### RECORDS FOR THIS EXERCISE:
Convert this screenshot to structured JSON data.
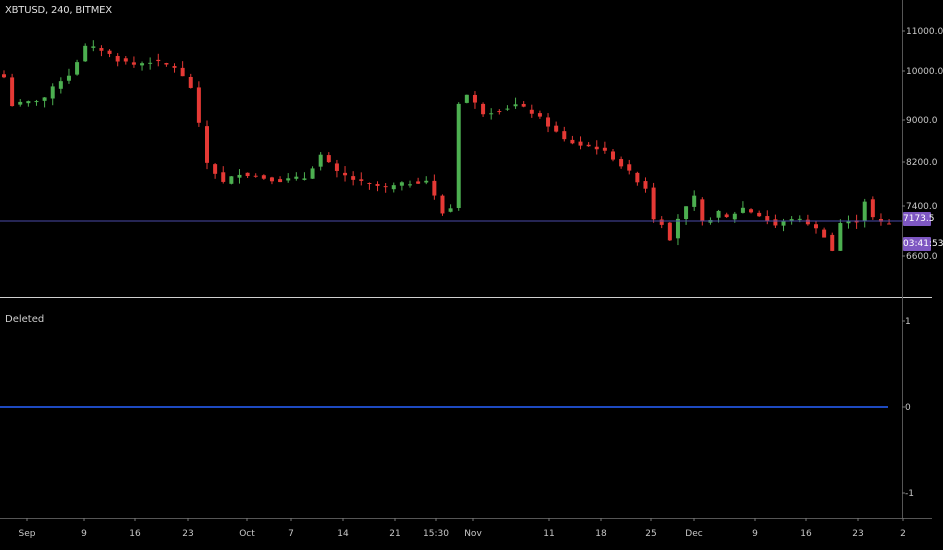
{
  "header": {
    "symbol_label": "XBTUSD, 240, BITMEX"
  },
  "indicator": {
    "label": "Deleted"
  },
  "badges": {
    "last_price": "7173.5",
    "countdown": "03:41:53"
  },
  "colors": {
    "background": "#000000",
    "up": "#4caf50",
    "down": "#e53935",
    "price_line": "#4a4aa8",
    "zero_line": "#2962ff",
    "badge": "#7e57c2",
    "axis_text": "#c8c8c8"
  },
  "chart_data": [
    {
      "type": "candlestick",
      "title": "",
      "ylim": [
        6200,
        11400
      ],
      "y_ticks": [
        "11000.0",
        "10000.0",
        "9000.0",
        "8200.0",
        "7400.0",
        "6600.0"
      ],
      "x_ticks": [
        "Sep",
        "9",
        "16",
        "23",
        "Oct",
        "7",
        "14",
        "21",
        "15:30",
        "Nov",
        "11",
        "18",
        "25",
        "Dec",
        "9",
        "16",
        "23",
        "2"
      ],
      "close_path": [
        [
          0,
          10100
        ],
        [
          1,
          9550
        ],
        [
          3,
          9600
        ],
        [
          5,
          9700
        ],
        [
          7,
          10050
        ],
        [
          8,
          10150
        ],
        [
          10,
          10700
        ],
        [
          12,
          10650
        ],
        [
          14,
          10450
        ],
        [
          16,
          10350
        ],
        [
          18,
          10420
        ],
        [
          21,
          10300
        ],
        [
          23,
          9900
        ],
        [
          25,
          8400
        ],
        [
          27,
          8000
        ],
        [
          29,
          8200
        ],
        [
          32,
          8100
        ],
        [
          34,
          8050
        ],
        [
          37,
          8100
        ],
        [
          39,
          8550
        ],
        [
          41,
          8200
        ],
        [
          44,
          8000
        ],
        [
          47,
          7900
        ],
        [
          50,
          8000
        ],
        [
          52,
          8050
        ],
        [
          54,
          7400
        ],
        [
          55,
          7500
        ],
        [
          56,
          9600
        ],
        [
          57,
          9750
        ],
        [
          59,
          9400
        ],
        [
          61,
          9450
        ],
        [
          63,
          9550
        ],
        [
          65,
          9400
        ],
        [
          67,
          9150
        ],
        [
          69,
          8850
        ],
        [
          71,
          8750
        ],
        [
          73,
          8700
        ],
        [
          75,
          8500
        ],
        [
          77,
          8200
        ],
        [
          79,
          7900
        ],
        [
          80,
          7300
        ],
        [
          81,
          7200
        ],
        [
          82,
          6900
        ],
        [
          83,
          7300
        ],
        [
          85,
          7700
        ],
        [
          86,
          7200
        ],
        [
          88,
          7400
        ],
        [
          89,
          7300
        ],
        [
          91,
          7500
        ],
        [
          93,
          7350
        ],
        [
          95,
          7150
        ],
        [
          97,
          7300
        ],
        [
          99,
          7200
        ],
        [
          101,
          6950
        ],
        [
          102,
          6650
        ],
        [
          103,
          7200
        ],
        [
          105,
          7250
        ],
        [
          106,
          7650
        ],
        [
          107,
          7300
        ],
        [
          108,
          7200
        ],
        [
          109,
          7180
        ]
      ]
    },
    {
      "type": "line",
      "title": "Deleted",
      "ylim": [
        -1,
        1
      ],
      "y_ticks": [
        "1",
        "0",
        "-1"
      ],
      "series": [
        {
          "values": [
            0,
            0
          ]
        }
      ]
    }
  ]
}
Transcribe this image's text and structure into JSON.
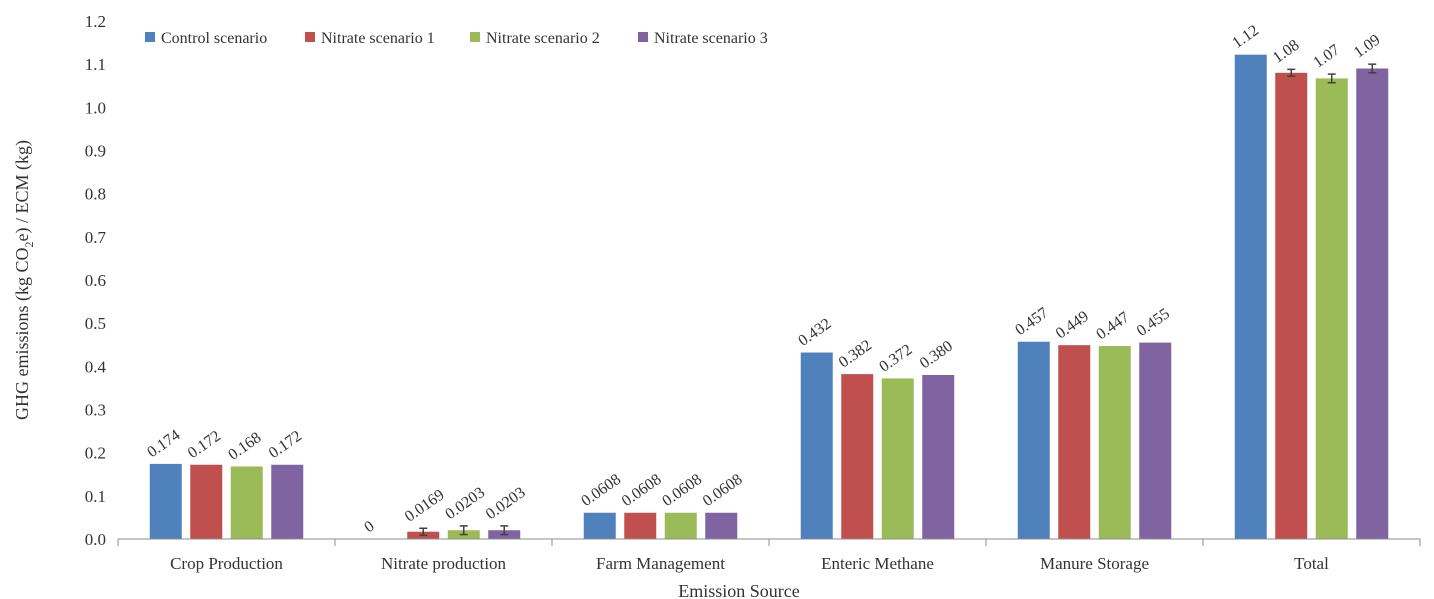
{
  "chart_data": {
    "type": "bar",
    "title": "",
    "xlabel": "Emission Source",
    "ylabel_parts": [
      "GHG emissions (kg CO",
      "2",
      "e) / ECM (kg)"
    ],
    "ylim": [
      0,
      1.2
    ],
    "yticks": [
      "0.0",
      "0.1",
      "0.2",
      "0.3",
      "0.4",
      "0.5",
      "0.6",
      "0.7",
      "0.8",
      "0.9",
      "1.0",
      "1.1",
      "1.2"
    ],
    "grid": false,
    "legend_position": "top-left",
    "categories": [
      "Crop Production",
      "Nitrate production",
      "Farm Management",
      "Enteric Methane",
      "Manure Storage",
      "Total"
    ],
    "series": [
      {
        "name": "Control scenario",
        "color": "#4f81bd",
        "values": [
          0.174,
          0,
          0.0608,
          0.432,
          0.457,
          1.122
        ],
        "labels": [
          "0.174",
          "0",
          "0.0608",
          "0.432",
          "0.457",
          "1.12"
        ],
        "errors": [
          0,
          0,
          0,
          0,
          0,
          0
        ]
      },
      {
        "name": "Nitrate scenario 1",
        "color": "#c0504d",
        "values": [
          0.172,
          0.0169,
          0.0608,
          0.382,
          0.449,
          1.08
        ],
        "labels": [
          "0.172",
          "0.0169",
          "0.0608",
          "0.382",
          "0.449",
          "1.08"
        ],
        "errors": [
          0,
          0.008,
          0,
          0,
          0,
          0.008
        ]
      },
      {
        "name": "Nitrate scenario 2",
        "color": "#9bbb59",
        "values": [
          0.168,
          0.0203,
          0.0608,
          0.372,
          0.447,
          1.067
        ],
        "labels": [
          "0.168",
          "0.0203",
          "0.0608",
          "0.372",
          "0.447",
          "1.07"
        ],
        "errors": [
          0,
          0.01,
          0,
          0,
          0,
          0.01
        ]
      },
      {
        "name": "Nitrate scenario 3",
        "color": "#8064a2",
        "values": [
          0.172,
          0.0203,
          0.0608,
          0.38,
          0.455,
          1.09
        ],
        "labels": [
          "0.172",
          "0.0203",
          "0.0608",
          "0.380",
          "0.455",
          "1.09"
        ],
        "errors": [
          0,
          0.01,
          0,
          0,
          0,
          0.01
        ]
      }
    ]
  }
}
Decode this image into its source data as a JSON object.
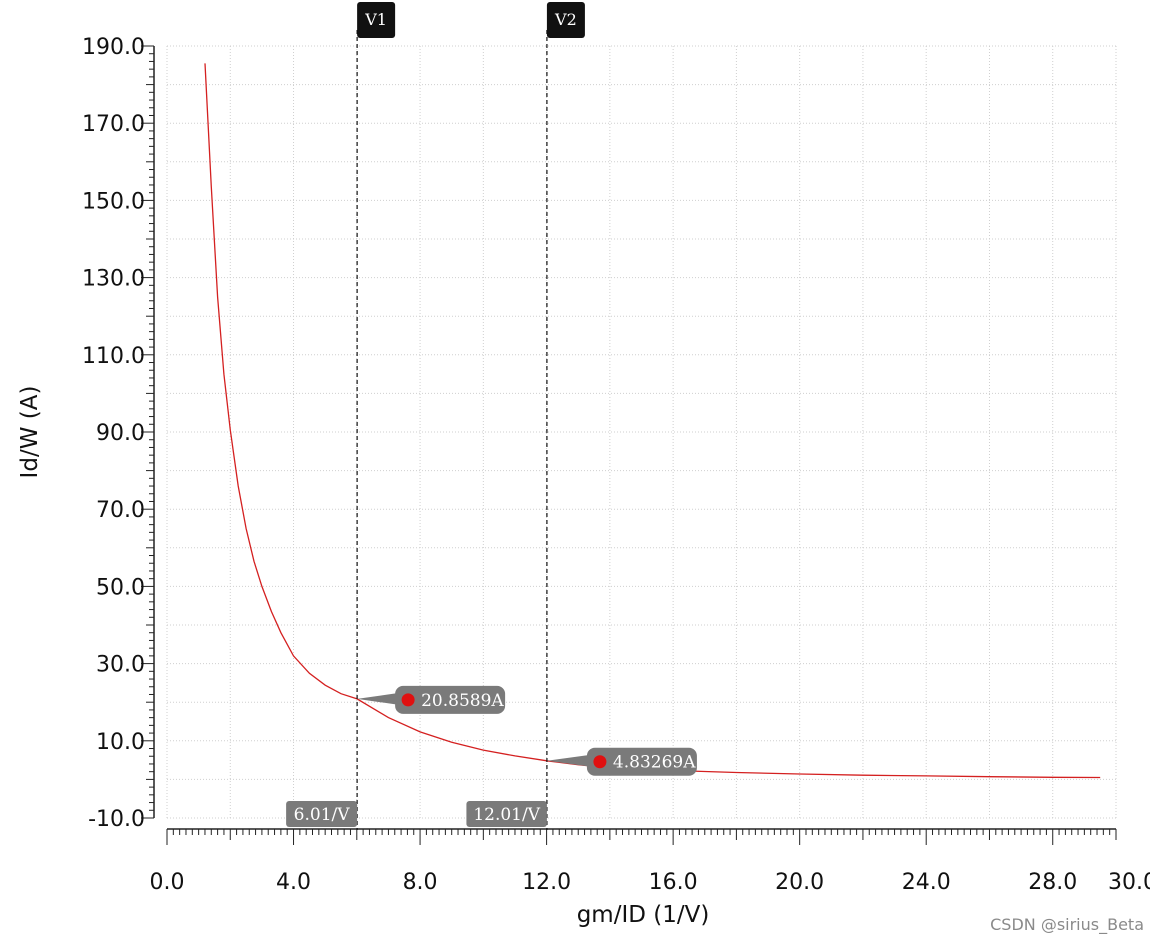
{
  "chart_data": {
    "type": "line",
    "xlabel": "gm/ID (1/V)",
    "ylabel": "Id/W (A)",
    "xlim": [
      0,
      30
    ],
    "ylim": [
      -10,
      190
    ],
    "x_ticks": [
      "0.0",
      "4.0",
      "8.0",
      "12.0",
      "16.0",
      "20.0",
      "24.0",
      "28.0",
      "30.0"
    ],
    "y_ticks": [
      "-10.0",
      "10.0",
      "30.0",
      "50.0",
      "70.0",
      "90.0",
      "110.0",
      "130.0",
      "150.0",
      "170.0",
      "190.0"
    ],
    "grid": true,
    "series": [
      {
        "color": "#d42020",
        "x": [
          1.2,
          1.4,
          1.6,
          1.8,
          2.0,
          2.25,
          2.5,
          2.75,
          3.0,
          3.3,
          3.6,
          4.0,
          4.5,
          5.0,
          5.5,
          6.01,
          7.0,
          8.0,
          9.0,
          10.0,
          11.0,
          12.01,
          13.0,
          14.0,
          16.0,
          18.0,
          20.0,
          22.0,
          24.0,
          26.0,
          28.0,
          29.5
        ],
        "y": [
          185.5,
          153.5,
          125.0,
          105.0,
          90.5,
          76.0,
          65.0,
          56.5,
          50.0,
          43.5,
          38.0,
          32.0,
          27.5,
          24.4,
          22.2,
          20.86,
          16.0,
          12.3,
          9.6,
          7.6,
          6.1,
          4.83,
          3.8,
          3.0,
          2.3,
          1.8,
          1.4,
          1.1,
          0.9,
          0.7,
          0.55,
          0.5
        ]
      }
    ],
    "cursors": [
      {
        "label": "V1",
        "x": 6.01,
        "x_label": "6.01/V",
        "y": 20.8589,
        "y_label": "20.8589A"
      },
      {
        "label": "V2",
        "x": 12.01,
        "x_label": "12.01/V",
        "y": 4.83269,
        "y_label": "4.83269A"
      }
    ]
  },
  "watermark": "CSDN @sirius_Beta"
}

### TASK STATEMENT:
Set down the records in full and exactly. Do not carry over any image.

### RESULT OF THIS EXERCISE:
Convert this screenshot to structured JSON data.
{
  "header": {
    "symbol_label": "XBTUSD, 240, BITMEX"
  },
  "indicator": {
    "label": "Deleted"
  },
  "badges": {
    "last_price": "7173.5",
    "countdown": "03:41:53"
  },
  "colors": {
    "background": "#000000",
    "up": "#4caf50",
    "down": "#e53935",
    "price_line": "#4a4aa8",
    "zero_line": "#2962ff",
    "badge": "#7e57c2",
    "axis_text": "#c8c8c8"
  },
  "chart_data": [
    {
      "type": "candlestick",
      "title": "",
      "ylim": [
        6200,
        11400
      ],
      "y_ticks": [
        "11000.0",
        "10000.0",
        "9000.0",
        "8200.0",
        "7400.0",
        "6600.0"
      ],
      "x_ticks": [
        "Sep",
        "9",
        "16",
        "23",
        "Oct",
        "7",
        "14",
        "21",
        "15:30",
        "Nov",
        "11",
        "18",
        "25",
        "Dec",
        "9",
        "16",
        "23",
        "2"
      ],
      "close_path": [
        [
          0,
          10100
        ],
        [
          1,
          9550
        ],
        [
          3,
          9600
        ],
        [
          5,
          9700
        ],
        [
          7,
          10050
        ],
        [
          8,
          10150
        ],
        [
          10,
          10700
        ],
        [
          12,
          10650
        ],
        [
          14,
          10450
        ],
        [
          16,
          10350
        ],
        [
          18,
          10420
        ],
        [
          21,
          10300
        ],
        [
          23,
          9900
        ],
        [
          25,
          8400
        ],
        [
          27,
          8000
        ],
        [
          29,
          8200
        ],
        [
          32,
          8100
        ],
        [
          34,
          8050
        ],
        [
          37,
          8100
        ],
        [
          39,
          8550
        ],
        [
          41,
          8200
        ],
        [
          44,
          8000
        ],
        [
          47,
          7900
        ],
        [
          50,
          8000
        ],
        [
          52,
          8050
        ],
        [
          54,
          7400
        ],
        [
          55,
          7500
        ],
        [
          56,
          9600
        ],
        [
          57,
          9750
        ],
        [
          59,
          9400
        ],
        [
          61,
          9450
        ],
        [
          63,
          9550
        ],
        [
          65,
          9400
        ],
        [
          67,
          9150
        ],
        [
          69,
          8850
        ],
        [
          71,
          8750
        ],
        [
          73,
          8700
        ],
        [
          75,
          8500
        ],
        [
          77,
          8200
        ],
        [
          79,
          7900
        ],
        [
          80,
          7300
        ],
        [
          81,
          7200
        ],
        [
          82,
          6900
        ],
        [
          83,
          7300
        ],
        [
          85,
          7700
        ],
        [
          86,
          7200
        ],
        [
          88,
          7400
        ],
        [
          89,
          7300
        ],
        [
          91,
          7500
        ],
        [
          93,
          7350
        ],
        [
          95,
          7150
        ],
        [
          97,
          7300
        ],
        [
          99,
          7200
        ],
        [
          101,
          6950
        ],
        [
          102,
          6650
        ],
        [
          103,
          7200
        ],
        [
          105,
          7250
        ],
        [
          106,
          7650
        ],
        [
          107,
          7300
        ],
        [
          108,
          7200
        ],
        [
          109,
          7180
        ]
      ]
    },
    {
      "type": "line",
      "title": "Deleted",
      "ylim": [
        -1,
        1
      ],
      "y_ticks": [
        "1",
        "0",
        "-1"
      ],
      "series": [
        {
          "values": [
            0,
            0
          ]
        }
      ]
    }
  ]
}
Transcribe this image's text and structure into JSON.
{
  "chart_data": {
    "type": "bar",
    "title": "",
    "xlabel": "Emission Source",
    "ylabel_parts": [
      "GHG emissions (kg CO",
      "2",
      "e) / ECM (kg)"
    ],
    "ylim": [
      0,
      1.2
    ],
    "yticks": [
      "0.0",
      "0.1",
      "0.2",
      "0.3",
      "0.4",
      "0.5",
      "0.6",
      "0.7",
      "0.8",
      "0.9",
      "1.0",
      "1.1",
      "1.2"
    ],
    "grid": false,
    "legend_position": "top-left",
    "categories": [
      "Crop Production",
      "Nitrate production",
      "Farm Management",
      "Enteric Methane",
      "Manure Storage",
      "Total"
    ],
    "series": [
      {
        "name": "Control scenario",
        "color": "#4f81bd",
        "values": [
          0.174,
          0,
          0.0608,
          0.432,
          0.457,
          1.122
        ],
        "labels": [
          "0.174",
          "0",
          "0.0608",
          "0.432",
          "0.457",
          "1.12"
        ],
        "errors": [
          0,
          0,
          0,
          0,
          0,
          0
        ]
      },
      {
        "name": "Nitrate scenario 1",
        "color": "#c0504d",
        "values": [
          0.172,
          0.0169,
          0.0608,
          0.382,
          0.449,
          1.08
        ],
        "labels": [
          "0.172",
          "0.0169",
          "0.0608",
          "0.382",
          "0.449",
          "1.08"
        ],
        "errors": [
          0,
          0.008,
          0,
          0,
          0,
          0.008
        ]
      },
      {
        "name": "Nitrate scenario 2",
        "color": "#9bbb59",
        "values": [
          0.168,
          0.0203,
          0.0608,
          0.372,
          0.447,
          1.067
        ],
        "labels": [
          "0.168",
          "0.0203",
          "0.0608",
          "0.372",
          "0.447",
          "1.07"
        ],
        "errors": [
          0,
          0.01,
          0,
          0,
          0,
          0.01
        ]
      },
      {
        "name": "Nitrate scenario 3",
        "color": "#8064a2",
        "values": [
          0.172,
          0.0203,
          0.0608,
          0.38,
          0.455,
          1.09
        ],
        "labels": [
          "0.172",
          "0.0203",
          "0.0608",
          "0.380",
          "0.455",
          "1.09"
        ],
        "errors": [
          0,
          0.01,
          0,
          0,
          0,
          0.01
        ]
      }
    ]
  }
}
Decode this image into its source data as a JSON object.
{
  "chart_data": {
    "type": "line",
    "xlabel": "gm/ID (1/V)",
    "ylabel": "Id/W (A)",
    "xlim": [
      0,
      30
    ],
    "ylim": [
      -10,
      190
    ],
    "x_ticks": [
      "0.0",
      "4.0",
      "8.0",
      "12.0",
      "16.0",
      "20.0",
      "24.0",
      "28.0",
      "30.0"
    ],
    "y_ticks": [
      "-10.0",
      "10.0",
      "30.0",
      "50.0",
      "70.0",
      "90.0",
      "110.0",
      "130.0",
      "150.0",
      "170.0",
      "190.0"
    ],
    "grid": true,
    "series": [
      {
        "color": "#d42020",
        "x": [
          1.2,
          1.4,
          1.6,
          1.8,
          2.0,
          2.25,
          2.5,
          2.75,
          3.0,
          3.3,
          3.6,
          4.0,
          4.5,
          5.0,
          5.5,
          6.01,
          7.0,
          8.0,
          9.0,
          10.0,
          11.0,
          12.01,
          13.0,
          14.0,
          16.0,
          18.0,
          20.0,
          22.0,
          24.0,
          26.0,
          28.0,
          29.5
        ],
        "y": [
          185.5,
          153.5,
          125.0,
          105.0,
          90.5,
          76.0,
          65.0,
          56.5,
          50.0,
          43.5,
          38.0,
          32.0,
          27.5,
          24.4,
          22.2,
          20.86,
          16.0,
          12.3,
          9.6,
          7.6,
          6.1,
          4.83,
          3.8,
          3.0,
          2.3,
          1.8,
          1.4,
          1.1,
          0.9,
          0.7,
          0.55,
          0.5
        ]
      }
    ],
    "cursors": [
      {
        "label": "V1",
        "x": 6.01,
        "x_label": "6.01/V",
        "y": 20.8589,
        "y_label": "20.8589A"
      },
      {
        "label": "V2",
        "x": 12.01,
        "x_label": "12.01/V",
        "y": 4.83269,
        "y_label": "4.83269A"
      }
    ]
  },
  "watermark": "CSDN @sirius_Beta"
}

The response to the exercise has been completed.